#### What you need to do:
Reproduce all of the data below without alteration; exclude every picture.

Stored entries
☆ ☆ ☆ ☆ ☆ ☆ ☆

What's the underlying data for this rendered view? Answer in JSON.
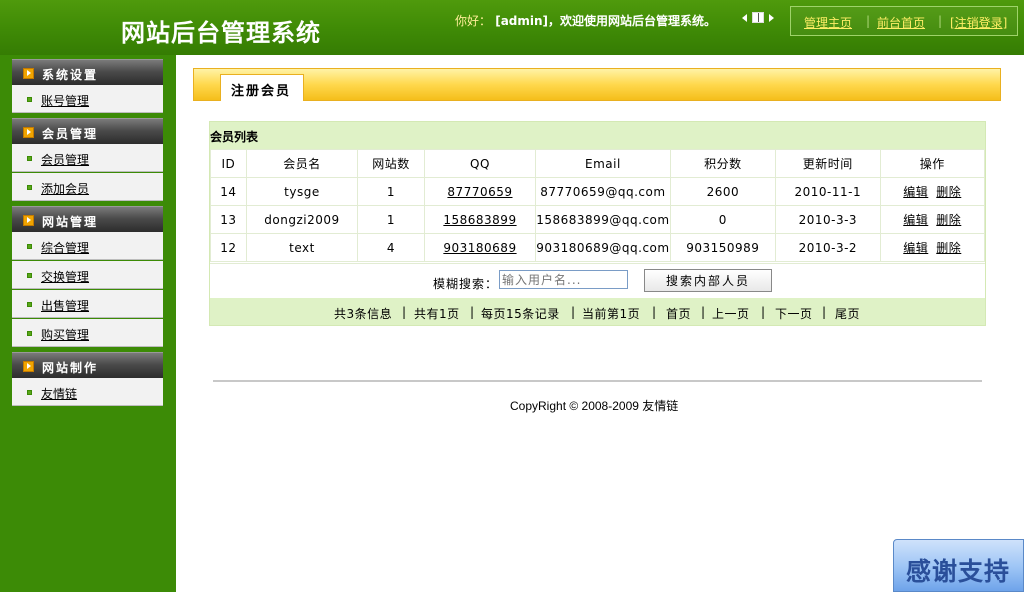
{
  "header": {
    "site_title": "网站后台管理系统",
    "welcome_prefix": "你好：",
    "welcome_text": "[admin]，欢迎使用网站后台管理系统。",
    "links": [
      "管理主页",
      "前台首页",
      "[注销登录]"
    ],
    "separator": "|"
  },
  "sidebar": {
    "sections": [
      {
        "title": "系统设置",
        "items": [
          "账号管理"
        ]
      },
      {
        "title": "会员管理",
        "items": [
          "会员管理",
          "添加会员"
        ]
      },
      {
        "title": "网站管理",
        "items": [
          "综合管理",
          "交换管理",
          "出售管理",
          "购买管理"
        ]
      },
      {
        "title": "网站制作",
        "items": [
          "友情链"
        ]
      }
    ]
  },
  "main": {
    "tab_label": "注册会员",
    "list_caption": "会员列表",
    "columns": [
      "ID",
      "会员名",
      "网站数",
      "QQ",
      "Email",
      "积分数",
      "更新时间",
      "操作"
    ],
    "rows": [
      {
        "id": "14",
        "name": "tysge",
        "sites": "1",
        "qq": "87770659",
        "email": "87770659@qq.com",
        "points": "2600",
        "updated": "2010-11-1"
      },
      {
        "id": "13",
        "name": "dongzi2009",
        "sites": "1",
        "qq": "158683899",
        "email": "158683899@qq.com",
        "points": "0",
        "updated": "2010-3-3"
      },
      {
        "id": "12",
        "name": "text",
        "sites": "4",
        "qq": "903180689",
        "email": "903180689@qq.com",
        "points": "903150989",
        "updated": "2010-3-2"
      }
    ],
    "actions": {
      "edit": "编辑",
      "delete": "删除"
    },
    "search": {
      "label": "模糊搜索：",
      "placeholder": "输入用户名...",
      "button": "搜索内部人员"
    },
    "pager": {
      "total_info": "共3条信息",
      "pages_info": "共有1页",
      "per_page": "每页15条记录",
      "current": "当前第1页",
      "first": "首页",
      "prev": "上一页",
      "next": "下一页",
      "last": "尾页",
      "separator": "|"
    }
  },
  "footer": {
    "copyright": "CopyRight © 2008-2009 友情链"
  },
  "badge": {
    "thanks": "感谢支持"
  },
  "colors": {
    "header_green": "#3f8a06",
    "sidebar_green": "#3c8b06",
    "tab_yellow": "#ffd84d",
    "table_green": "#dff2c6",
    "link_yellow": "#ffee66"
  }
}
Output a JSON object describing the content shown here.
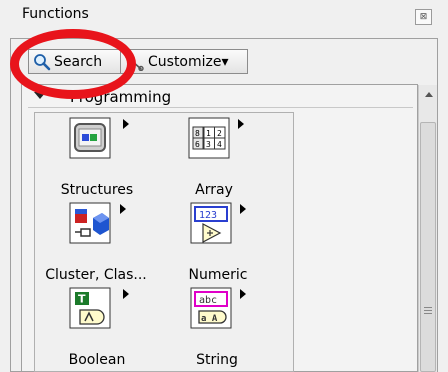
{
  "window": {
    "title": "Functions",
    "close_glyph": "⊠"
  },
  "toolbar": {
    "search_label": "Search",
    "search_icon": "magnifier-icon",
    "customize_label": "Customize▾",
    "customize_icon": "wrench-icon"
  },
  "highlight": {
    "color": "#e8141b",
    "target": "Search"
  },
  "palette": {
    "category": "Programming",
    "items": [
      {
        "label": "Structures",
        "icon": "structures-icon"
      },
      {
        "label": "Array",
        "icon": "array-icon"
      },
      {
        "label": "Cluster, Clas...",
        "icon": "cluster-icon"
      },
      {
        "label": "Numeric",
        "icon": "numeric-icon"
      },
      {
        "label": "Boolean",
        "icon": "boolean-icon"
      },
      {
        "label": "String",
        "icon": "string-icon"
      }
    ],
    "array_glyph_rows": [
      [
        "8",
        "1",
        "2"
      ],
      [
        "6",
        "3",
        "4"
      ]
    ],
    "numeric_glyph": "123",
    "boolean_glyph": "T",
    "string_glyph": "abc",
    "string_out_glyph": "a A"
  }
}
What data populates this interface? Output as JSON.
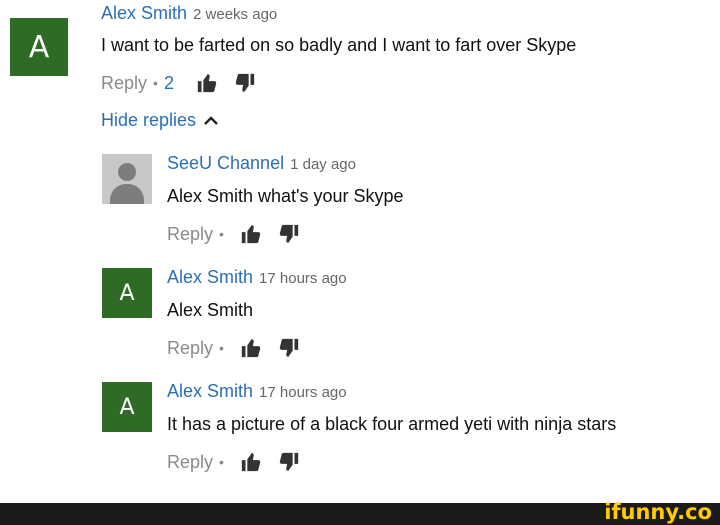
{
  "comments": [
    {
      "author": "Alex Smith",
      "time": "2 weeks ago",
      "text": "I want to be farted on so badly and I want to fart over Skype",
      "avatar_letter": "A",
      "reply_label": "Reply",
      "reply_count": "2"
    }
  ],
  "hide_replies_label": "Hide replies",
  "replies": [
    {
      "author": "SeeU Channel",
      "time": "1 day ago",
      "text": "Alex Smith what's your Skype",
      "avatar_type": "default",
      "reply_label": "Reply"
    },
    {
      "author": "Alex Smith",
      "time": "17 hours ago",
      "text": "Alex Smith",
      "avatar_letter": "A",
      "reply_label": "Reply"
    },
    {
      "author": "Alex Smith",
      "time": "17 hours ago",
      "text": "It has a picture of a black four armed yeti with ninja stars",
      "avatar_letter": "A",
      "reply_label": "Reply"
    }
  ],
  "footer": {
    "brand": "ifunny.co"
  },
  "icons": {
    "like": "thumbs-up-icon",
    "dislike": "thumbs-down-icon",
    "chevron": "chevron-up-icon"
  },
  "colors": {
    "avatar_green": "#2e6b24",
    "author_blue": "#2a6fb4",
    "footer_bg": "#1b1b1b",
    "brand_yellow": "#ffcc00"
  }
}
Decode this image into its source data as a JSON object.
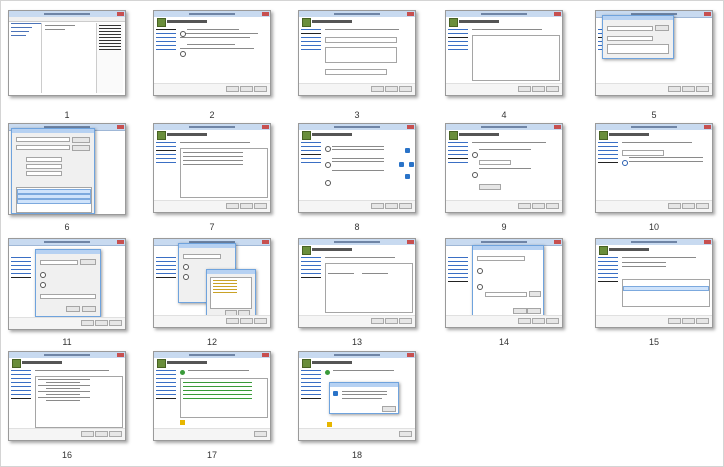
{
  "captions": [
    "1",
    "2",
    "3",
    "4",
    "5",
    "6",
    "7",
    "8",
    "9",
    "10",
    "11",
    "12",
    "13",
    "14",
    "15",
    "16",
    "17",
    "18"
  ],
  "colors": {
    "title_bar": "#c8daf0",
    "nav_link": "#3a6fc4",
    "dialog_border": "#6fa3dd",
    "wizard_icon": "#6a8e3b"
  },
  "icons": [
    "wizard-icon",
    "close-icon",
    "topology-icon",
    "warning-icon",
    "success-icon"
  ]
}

☆ ☆ ☆ ☆ ☆ ☆ ☆

#### Correct response:
What's the underlying data for this rendered view? Answer in JSON.
{
  "header": {
    "site_title": "网站后台管理系统",
    "welcome_prefix": "你好：",
    "welcome_text": "[admin]，欢迎使用网站后台管理系统。",
    "links": [
      "管理主页",
      "前台首页",
      "[注销登录]"
    ],
    "separator": "|"
  },
  "sidebar": {
    "sections": [
      {
        "title": "系统设置",
        "items": [
          "账号管理"
        ]
      },
      {
        "title": "会员管理",
        "items": [
          "会员管理",
          "添加会员"
        ]
      },
      {
        "title": "网站管理",
        "items": [
          "综合管理",
          "交换管理",
          "出售管理",
          "购买管理"
        ]
      },
      {
        "title": "网站制作",
        "items": [
          "友情链"
        ]
      }
    ]
  },
  "main": {
    "tab_label": "注册会员",
    "list_caption": "会员列表",
    "columns": [
      "ID",
      "会员名",
      "网站数",
      "QQ",
      "Email",
      "积分数",
      "更新时间",
      "操作"
    ],
    "rows": [
      {
        "id": "14",
        "name": "tysge",
        "sites": "1",
        "qq": "87770659",
        "email": "87770659@qq.com",
        "points": "2600",
        "updated": "2010-11-1"
      },
      {
        "id": "13",
        "name": "dongzi2009",
        "sites": "1",
        "qq": "158683899",
        "email": "158683899@qq.com",
        "points": "0",
        "updated": "2010-3-3"
      },
      {
        "id": "12",
        "name": "text",
        "sites": "4",
        "qq": "903180689",
        "email": "903180689@qq.com",
        "points": "903150989",
        "updated": "2010-3-2"
      }
    ],
    "actions": {
      "edit": "编辑",
      "delete": "删除"
    },
    "search": {
      "label": "模糊搜索：",
      "placeholder": "输入用户名...",
      "button": "搜索内部人员"
    },
    "pager": {
      "total_info": "共3条信息",
      "pages_info": "共有1页",
      "per_page": "每页15条记录",
      "current": "当前第1页",
      "first": "首页",
      "prev": "上一页",
      "next": "下一页",
      "last": "尾页",
      "separator": "|"
    }
  },
  "footer": {
    "copyright": "CopyRight © 2008-2009 友情链"
  },
  "badge": {
    "thanks": "感谢支持"
  },
  "colors": {
    "header_green": "#3f8a06",
    "sidebar_green": "#3c8b06",
    "tab_yellow": "#ffd84d",
    "table_green": "#dff2c6",
    "link_yellow": "#ffee66"
  }
}
Output a JSON object describing the content shown here.
{
  "window": {
    "title": "Functions",
    "close_glyph": "⊠"
  },
  "toolbar": {
    "search_label": "Search",
    "search_icon": "magnifier-icon",
    "customize_label": "Customize▾",
    "customize_icon": "wrench-icon"
  },
  "highlight": {
    "color": "#e8141b",
    "target": "Search"
  },
  "palette": {
    "category": "Programming",
    "items": [
      {
        "label": "Structures",
        "icon": "structures-icon"
      },
      {
        "label": "Array",
        "icon": "array-icon"
      },
      {
        "label": "Cluster, Clas...",
        "icon": "cluster-icon"
      },
      {
        "label": "Numeric",
        "icon": "numeric-icon"
      },
      {
        "label": "Boolean",
        "icon": "boolean-icon"
      },
      {
        "label": "String",
        "icon": "string-icon"
      }
    ],
    "array_glyph_rows": [
      [
        "8",
        "1",
        "2"
      ],
      [
        "6",
        "3",
        "4"
      ]
    ],
    "numeric_glyph": "123",
    "boolean_glyph": "T",
    "string_glyph": "abc",
    "string_out_glyph": "a A"
  }
}
What data populates this interface? Output as JSON.
{
  "comments": [
    {
      "author": "Alex Smith",
      "time": "2 weeks ago",
      "text": "I want to be farted on so badly and I want to fart over Skype",
      "avatar_letter": "A",
      "reply_label": "Reply",
      "reply_count": "2"
    }
  ],
  "hide_replies_label": "Hide replies",
  "replies": [
    {
      "author": "SeeU Channel",
      "time": "1 day ago",
      "text": "Alex Smith what's your Skype",
      "avatar_type": "default",
      "reply_label": "Reply"
    },
    {
      "author": "Alex Smith",
      "time": "17 hours ago",
      "text": "Alex Smith",
      "avatar_letter": "A",
      "reply_label": "Reply"
    },
    {
      "author": "Alex Smith",
      "time": "17 hours ago",
      "text": "It has a picture of a black four armed yeti with ninja stars",
      "avatar_letter": "A",
      "reply_label": "Reply"
    }
  ],
  "footer": {
    "brand": "ifunny.co"
  },
  "icons": {
    "like": "thumbs-up-icon",
    "dislike": "thumbs-down-icon",
    "chevron": "chevron-up-icon"
  },
  "colors": {
    "avatar_green": "#2e6b24",
    "author_blue": "#2a6fb4",
    "footer_bg": "#1b1b1b",
    "brand_yellow": "#ffcc00"
  }
}
Decode this image into its source data as a JSON object.
{
  "captions": [
    "1",
    "2",
    "3",
    "4",
    "5",
    "6",
    "7",
    "8",
    "9",
    "10",
    "11",
    "12",
    "13",
    "14",
    "15",
    "16",
    "17",
    "18"
  ],
  "colors": {
    "title_bar": "#c8daf0",
    "nav_link": "#3a6fc4",
    "dialog_border": "#6fa3dd",
    "wizard_icon": "#6a8e3b"
  },
  "icons": [
    "wizard-icon",
    "close-icon",
    "topology-icon",
    "warning-icon",
    "success-icon"
  ]
}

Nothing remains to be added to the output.